[BEGIN]
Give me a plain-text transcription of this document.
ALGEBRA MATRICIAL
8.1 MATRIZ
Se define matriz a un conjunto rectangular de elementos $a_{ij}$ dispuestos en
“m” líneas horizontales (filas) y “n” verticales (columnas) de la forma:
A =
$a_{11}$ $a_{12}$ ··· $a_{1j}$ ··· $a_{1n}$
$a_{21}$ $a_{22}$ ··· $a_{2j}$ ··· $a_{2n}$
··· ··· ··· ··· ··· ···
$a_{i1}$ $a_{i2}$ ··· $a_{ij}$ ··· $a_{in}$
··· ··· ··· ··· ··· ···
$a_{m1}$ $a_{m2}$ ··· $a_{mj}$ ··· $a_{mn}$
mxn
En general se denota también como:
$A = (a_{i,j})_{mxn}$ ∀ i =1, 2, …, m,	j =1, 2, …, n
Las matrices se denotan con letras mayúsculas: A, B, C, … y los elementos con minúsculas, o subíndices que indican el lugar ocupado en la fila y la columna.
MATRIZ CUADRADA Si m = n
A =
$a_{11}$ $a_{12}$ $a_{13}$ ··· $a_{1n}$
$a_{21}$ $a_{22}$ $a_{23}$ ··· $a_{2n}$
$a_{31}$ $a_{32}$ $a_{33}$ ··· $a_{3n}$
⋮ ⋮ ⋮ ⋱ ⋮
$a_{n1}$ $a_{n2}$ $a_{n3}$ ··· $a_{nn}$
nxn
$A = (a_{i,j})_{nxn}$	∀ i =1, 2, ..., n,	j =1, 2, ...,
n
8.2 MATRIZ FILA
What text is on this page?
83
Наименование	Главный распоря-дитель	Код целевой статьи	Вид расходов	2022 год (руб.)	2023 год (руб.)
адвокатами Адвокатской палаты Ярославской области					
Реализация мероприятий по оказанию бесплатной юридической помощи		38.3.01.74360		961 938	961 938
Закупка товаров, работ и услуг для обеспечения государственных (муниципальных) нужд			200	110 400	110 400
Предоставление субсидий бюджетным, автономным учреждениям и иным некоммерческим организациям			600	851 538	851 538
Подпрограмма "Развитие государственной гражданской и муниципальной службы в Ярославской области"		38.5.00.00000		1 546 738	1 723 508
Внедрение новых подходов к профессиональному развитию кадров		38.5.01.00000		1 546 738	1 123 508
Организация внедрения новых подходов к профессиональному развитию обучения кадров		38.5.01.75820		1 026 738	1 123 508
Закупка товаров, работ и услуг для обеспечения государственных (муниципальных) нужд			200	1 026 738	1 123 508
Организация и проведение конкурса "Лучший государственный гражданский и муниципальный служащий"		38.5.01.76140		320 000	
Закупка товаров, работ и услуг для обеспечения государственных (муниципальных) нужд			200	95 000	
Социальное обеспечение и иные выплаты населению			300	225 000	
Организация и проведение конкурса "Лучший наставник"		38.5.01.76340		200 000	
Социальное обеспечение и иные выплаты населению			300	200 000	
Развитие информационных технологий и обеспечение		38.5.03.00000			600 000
[END]
### [DIRECTIONS]
Check every line of the data, and copy the ones that contain "работ".

### [EXERCISE ANSWER]
Закупка товаров, работ и услуг для обеспечения государственных (муниципальных) нужд			200	110 400	110 400
Закупка товаров, работ и услуг для обеспечения государственных (муниципальных) нужд			200	1 026 738	1 123 508
Закупка товаров, работ и услуг для обеспечения государственных (муниципальных) нужд			200	95 000	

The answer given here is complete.